- [What you will do] Find each line with the word "Kroupa" and copy it.

- [Extracted records]
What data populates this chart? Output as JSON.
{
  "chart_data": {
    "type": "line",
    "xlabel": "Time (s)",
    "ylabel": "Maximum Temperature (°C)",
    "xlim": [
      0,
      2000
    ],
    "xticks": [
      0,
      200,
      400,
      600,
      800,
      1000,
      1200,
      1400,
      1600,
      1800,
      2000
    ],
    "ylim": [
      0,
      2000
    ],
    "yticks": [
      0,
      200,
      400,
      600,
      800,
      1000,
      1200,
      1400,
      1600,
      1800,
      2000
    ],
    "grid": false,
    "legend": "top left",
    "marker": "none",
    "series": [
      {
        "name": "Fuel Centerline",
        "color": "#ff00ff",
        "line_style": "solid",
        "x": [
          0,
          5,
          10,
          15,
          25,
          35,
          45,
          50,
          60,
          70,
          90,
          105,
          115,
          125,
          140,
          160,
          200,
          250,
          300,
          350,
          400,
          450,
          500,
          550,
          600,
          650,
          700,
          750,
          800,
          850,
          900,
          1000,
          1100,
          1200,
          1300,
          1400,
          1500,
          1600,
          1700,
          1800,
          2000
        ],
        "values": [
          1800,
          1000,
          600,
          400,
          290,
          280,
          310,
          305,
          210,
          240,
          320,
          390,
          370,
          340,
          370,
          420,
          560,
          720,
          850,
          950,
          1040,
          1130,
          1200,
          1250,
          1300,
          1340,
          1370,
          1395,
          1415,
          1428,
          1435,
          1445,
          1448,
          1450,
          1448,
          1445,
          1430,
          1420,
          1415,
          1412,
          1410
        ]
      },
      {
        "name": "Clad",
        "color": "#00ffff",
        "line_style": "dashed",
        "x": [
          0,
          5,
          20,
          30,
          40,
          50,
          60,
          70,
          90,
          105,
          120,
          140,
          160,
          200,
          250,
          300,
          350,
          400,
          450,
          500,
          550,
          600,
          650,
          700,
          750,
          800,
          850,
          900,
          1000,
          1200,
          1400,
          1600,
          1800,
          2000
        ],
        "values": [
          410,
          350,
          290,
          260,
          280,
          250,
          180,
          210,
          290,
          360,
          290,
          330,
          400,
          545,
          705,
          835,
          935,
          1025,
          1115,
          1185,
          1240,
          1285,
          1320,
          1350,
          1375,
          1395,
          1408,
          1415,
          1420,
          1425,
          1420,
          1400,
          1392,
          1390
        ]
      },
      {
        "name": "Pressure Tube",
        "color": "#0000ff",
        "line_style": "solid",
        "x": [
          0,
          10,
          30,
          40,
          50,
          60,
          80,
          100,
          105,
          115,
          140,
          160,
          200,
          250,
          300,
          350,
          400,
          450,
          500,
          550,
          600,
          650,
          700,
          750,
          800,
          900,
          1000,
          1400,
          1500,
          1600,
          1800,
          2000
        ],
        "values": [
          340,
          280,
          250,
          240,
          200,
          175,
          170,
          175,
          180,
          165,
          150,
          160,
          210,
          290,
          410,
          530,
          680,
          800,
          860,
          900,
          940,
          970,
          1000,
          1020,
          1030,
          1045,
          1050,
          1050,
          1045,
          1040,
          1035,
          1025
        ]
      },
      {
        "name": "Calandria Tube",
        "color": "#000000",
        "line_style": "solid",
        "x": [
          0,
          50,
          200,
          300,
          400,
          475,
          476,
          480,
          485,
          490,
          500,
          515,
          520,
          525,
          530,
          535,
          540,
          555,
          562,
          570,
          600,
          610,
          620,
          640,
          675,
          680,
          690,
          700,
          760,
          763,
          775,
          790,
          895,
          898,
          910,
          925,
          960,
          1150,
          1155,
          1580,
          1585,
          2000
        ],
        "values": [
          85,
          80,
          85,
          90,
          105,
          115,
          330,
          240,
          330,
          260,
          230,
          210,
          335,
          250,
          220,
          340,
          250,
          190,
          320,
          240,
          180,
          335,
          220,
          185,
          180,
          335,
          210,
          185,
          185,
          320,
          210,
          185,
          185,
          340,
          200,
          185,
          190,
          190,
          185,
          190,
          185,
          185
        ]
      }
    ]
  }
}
--
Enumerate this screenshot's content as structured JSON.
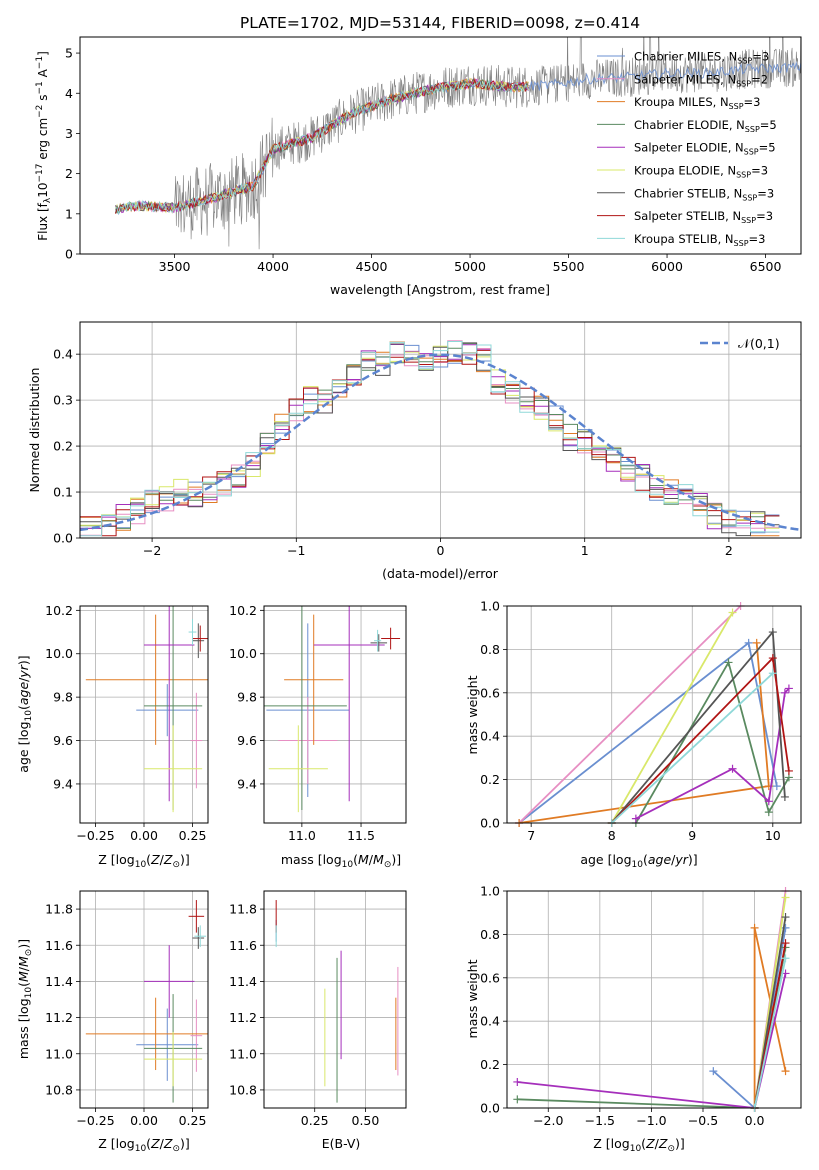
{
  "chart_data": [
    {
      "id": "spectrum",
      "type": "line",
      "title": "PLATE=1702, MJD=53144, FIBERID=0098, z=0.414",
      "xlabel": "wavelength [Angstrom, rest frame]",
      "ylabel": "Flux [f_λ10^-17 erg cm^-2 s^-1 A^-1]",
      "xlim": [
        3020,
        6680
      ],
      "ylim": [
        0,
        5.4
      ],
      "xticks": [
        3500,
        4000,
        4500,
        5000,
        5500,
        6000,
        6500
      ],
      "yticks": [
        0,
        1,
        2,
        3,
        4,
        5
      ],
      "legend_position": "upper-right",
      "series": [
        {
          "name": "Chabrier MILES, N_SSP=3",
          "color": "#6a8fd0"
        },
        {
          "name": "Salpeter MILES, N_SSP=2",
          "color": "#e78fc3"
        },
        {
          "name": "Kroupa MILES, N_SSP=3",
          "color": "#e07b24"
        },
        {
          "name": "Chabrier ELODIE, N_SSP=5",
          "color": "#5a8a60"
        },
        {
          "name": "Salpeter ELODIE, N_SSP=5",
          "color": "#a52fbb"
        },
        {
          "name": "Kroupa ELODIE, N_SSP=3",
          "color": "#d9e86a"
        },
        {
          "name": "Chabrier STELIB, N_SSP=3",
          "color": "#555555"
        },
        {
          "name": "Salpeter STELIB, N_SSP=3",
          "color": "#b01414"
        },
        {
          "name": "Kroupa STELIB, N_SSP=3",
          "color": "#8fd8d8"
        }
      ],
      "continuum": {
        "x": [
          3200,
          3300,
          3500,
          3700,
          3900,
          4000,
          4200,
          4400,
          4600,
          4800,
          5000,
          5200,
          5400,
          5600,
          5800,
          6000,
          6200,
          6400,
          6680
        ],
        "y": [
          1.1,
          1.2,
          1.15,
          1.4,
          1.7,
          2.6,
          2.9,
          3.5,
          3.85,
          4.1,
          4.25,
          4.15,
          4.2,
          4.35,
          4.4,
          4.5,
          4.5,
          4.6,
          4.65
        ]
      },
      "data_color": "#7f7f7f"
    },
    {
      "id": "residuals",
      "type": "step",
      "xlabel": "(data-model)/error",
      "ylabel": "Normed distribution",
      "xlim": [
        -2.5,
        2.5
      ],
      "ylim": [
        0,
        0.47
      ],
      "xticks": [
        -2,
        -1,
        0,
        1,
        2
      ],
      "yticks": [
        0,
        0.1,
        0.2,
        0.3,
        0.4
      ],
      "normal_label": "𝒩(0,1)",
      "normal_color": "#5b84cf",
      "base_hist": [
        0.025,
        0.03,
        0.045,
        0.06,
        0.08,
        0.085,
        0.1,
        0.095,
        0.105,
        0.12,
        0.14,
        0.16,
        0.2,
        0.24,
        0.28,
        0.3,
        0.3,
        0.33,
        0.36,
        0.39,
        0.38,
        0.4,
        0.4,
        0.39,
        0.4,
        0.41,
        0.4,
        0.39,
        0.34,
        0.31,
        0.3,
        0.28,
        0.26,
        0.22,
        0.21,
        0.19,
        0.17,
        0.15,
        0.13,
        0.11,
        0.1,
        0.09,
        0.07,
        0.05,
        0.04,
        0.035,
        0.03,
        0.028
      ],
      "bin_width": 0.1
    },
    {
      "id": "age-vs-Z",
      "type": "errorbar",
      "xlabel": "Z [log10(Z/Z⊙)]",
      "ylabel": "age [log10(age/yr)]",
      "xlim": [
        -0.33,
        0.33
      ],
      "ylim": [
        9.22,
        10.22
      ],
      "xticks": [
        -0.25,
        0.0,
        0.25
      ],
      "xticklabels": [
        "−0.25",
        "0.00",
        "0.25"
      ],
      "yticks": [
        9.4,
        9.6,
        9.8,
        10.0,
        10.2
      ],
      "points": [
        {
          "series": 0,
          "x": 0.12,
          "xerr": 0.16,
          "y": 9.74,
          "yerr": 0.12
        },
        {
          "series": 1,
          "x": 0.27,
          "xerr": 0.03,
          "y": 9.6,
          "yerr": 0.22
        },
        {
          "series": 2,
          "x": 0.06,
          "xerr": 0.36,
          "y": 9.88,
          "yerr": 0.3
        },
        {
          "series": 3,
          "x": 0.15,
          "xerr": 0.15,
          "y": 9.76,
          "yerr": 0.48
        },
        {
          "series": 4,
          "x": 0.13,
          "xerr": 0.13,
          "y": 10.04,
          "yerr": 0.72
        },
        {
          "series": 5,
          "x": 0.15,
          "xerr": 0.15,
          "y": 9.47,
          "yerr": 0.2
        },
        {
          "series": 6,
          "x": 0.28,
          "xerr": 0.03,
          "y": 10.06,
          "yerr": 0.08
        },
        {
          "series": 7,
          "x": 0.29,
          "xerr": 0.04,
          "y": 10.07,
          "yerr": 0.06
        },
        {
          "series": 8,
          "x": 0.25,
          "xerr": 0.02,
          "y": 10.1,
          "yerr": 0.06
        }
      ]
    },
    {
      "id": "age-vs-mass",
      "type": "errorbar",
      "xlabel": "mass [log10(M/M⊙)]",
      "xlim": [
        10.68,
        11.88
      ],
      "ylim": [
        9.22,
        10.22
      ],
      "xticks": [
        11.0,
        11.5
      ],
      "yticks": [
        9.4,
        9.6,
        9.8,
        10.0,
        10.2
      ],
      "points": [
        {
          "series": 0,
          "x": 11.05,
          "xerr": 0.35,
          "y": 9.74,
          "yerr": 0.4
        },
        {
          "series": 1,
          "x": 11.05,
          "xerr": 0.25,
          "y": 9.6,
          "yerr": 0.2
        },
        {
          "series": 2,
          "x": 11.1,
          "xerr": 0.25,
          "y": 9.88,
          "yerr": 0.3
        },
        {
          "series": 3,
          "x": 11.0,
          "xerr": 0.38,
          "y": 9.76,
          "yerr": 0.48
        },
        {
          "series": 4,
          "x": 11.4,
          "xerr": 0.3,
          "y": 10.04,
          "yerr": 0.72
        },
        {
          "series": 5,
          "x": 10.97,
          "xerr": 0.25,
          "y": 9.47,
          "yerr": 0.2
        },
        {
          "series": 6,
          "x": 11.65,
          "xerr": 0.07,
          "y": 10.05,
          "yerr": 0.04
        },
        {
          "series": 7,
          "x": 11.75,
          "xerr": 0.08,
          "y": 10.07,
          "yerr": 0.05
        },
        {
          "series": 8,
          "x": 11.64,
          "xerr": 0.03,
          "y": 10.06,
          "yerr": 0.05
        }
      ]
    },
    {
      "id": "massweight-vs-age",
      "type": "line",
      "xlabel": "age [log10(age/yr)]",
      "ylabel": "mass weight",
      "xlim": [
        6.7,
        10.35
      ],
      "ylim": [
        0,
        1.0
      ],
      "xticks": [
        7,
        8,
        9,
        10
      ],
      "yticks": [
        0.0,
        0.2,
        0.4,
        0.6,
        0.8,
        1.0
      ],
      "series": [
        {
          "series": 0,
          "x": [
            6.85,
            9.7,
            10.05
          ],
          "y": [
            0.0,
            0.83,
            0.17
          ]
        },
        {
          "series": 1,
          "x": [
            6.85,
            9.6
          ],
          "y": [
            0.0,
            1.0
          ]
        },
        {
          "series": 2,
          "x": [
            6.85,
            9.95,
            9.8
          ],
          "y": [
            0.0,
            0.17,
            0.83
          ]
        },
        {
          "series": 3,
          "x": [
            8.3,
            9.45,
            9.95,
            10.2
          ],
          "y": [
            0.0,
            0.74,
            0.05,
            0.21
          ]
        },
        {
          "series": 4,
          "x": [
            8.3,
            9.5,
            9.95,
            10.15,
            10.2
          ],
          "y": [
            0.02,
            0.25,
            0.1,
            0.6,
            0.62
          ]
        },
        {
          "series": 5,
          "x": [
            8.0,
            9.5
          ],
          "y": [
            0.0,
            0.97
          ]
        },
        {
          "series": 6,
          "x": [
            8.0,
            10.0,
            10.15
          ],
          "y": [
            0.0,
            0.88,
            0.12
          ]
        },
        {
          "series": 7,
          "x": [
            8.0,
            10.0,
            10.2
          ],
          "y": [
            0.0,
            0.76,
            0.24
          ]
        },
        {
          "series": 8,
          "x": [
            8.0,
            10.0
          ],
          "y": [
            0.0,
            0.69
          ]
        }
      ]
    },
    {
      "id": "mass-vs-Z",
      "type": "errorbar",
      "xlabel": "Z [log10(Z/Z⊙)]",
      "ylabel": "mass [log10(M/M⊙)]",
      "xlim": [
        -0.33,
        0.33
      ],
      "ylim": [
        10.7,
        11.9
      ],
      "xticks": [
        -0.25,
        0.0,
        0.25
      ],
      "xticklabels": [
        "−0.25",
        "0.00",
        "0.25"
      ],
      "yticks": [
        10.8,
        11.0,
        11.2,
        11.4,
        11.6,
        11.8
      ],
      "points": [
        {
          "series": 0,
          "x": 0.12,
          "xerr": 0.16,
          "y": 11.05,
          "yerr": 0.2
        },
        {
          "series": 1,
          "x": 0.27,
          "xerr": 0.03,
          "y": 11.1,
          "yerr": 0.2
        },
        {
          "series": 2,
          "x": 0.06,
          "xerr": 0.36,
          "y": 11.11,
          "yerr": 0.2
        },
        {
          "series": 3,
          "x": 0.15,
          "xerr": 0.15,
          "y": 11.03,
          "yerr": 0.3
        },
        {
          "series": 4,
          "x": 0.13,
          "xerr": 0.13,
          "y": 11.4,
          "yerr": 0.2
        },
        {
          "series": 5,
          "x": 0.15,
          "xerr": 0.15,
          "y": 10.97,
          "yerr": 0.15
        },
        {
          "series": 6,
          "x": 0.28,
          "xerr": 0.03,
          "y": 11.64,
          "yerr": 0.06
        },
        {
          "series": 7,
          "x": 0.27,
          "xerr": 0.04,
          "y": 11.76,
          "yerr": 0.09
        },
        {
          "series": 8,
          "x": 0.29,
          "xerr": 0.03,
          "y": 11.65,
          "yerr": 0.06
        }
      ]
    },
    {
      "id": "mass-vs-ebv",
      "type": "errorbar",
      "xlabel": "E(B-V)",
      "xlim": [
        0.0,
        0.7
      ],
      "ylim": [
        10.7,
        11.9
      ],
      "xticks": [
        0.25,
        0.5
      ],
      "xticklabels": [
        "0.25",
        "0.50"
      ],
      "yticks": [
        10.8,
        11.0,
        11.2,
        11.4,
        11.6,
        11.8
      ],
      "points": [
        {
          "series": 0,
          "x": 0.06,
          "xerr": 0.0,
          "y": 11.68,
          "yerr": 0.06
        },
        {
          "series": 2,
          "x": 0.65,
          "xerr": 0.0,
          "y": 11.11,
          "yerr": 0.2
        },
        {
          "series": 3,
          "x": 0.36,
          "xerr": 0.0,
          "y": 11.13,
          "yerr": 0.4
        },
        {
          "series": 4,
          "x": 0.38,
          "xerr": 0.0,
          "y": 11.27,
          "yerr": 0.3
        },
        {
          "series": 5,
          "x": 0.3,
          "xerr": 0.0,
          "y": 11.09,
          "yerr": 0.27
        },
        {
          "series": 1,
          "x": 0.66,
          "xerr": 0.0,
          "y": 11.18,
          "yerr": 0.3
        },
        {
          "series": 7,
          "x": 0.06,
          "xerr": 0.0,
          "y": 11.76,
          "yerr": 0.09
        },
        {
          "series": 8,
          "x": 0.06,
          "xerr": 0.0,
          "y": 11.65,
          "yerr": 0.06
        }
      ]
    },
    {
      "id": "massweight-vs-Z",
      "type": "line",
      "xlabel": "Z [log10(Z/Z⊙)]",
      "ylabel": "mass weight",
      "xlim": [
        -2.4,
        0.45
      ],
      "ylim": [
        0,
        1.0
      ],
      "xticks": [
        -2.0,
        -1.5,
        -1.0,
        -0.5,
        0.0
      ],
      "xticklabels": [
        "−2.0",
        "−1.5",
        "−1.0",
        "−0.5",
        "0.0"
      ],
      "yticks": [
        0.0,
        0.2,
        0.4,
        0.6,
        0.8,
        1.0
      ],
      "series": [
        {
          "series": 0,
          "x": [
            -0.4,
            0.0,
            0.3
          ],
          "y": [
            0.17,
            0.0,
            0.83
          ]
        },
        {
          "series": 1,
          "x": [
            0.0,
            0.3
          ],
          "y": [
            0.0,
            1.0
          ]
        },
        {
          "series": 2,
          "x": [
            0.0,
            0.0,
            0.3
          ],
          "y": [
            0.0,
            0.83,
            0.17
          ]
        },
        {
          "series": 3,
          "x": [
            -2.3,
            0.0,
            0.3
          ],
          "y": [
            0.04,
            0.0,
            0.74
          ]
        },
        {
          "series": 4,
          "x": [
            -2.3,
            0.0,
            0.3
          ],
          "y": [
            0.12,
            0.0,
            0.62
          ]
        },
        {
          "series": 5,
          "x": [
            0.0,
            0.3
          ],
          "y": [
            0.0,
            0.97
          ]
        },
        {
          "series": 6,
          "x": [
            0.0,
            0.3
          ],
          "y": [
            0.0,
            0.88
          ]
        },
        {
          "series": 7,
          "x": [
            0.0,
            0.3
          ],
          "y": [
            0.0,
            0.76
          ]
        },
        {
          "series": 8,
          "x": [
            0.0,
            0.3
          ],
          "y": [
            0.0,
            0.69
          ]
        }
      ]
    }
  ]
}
...
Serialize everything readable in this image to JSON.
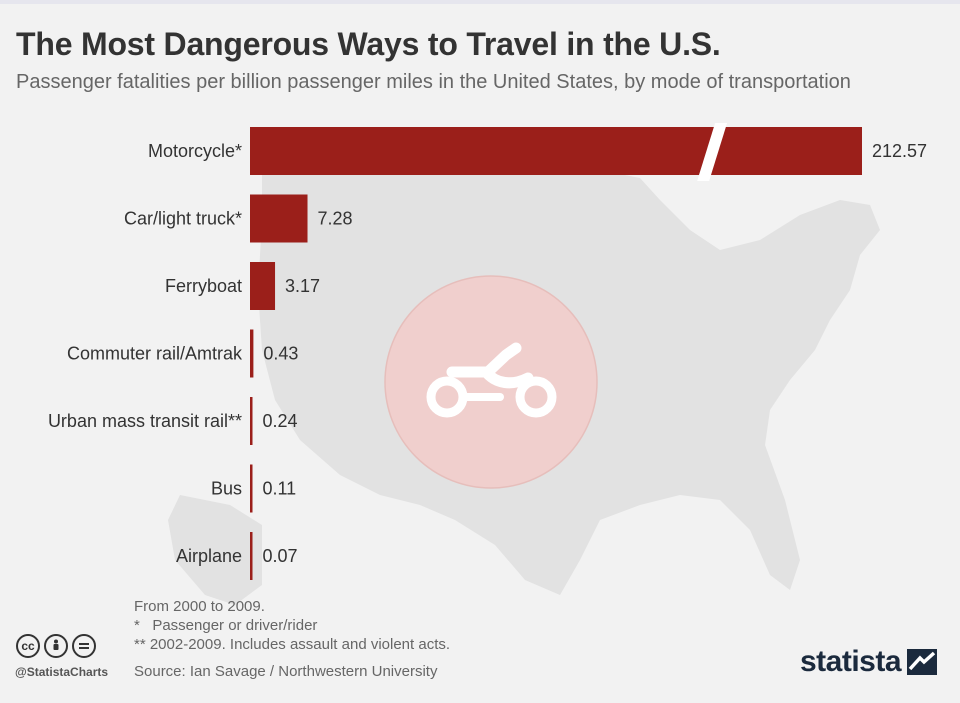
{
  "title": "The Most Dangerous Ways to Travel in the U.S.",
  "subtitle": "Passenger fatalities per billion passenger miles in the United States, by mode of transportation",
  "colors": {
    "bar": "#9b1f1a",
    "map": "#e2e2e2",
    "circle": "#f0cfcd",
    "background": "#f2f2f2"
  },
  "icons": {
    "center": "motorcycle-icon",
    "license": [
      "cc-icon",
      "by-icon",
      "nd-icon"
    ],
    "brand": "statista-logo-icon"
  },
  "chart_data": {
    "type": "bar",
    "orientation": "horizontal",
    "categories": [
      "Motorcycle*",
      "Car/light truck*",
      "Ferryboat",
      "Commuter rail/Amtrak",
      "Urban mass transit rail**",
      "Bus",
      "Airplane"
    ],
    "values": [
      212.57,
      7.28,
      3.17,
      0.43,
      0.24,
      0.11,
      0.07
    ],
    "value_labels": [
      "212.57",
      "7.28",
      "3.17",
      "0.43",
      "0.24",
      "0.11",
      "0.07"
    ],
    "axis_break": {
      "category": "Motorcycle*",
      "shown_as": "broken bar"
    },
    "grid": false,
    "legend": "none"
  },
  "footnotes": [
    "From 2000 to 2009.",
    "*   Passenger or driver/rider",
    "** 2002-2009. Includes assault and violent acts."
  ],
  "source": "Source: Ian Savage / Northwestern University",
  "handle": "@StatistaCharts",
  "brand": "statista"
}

- [Written response]
          "name": "Kroupa MILES, N_SSP=3",
          "name": "Kroupa ELODIE, N_SSP=3",
          "name": "Kroupa STELIB, N_SSP=3",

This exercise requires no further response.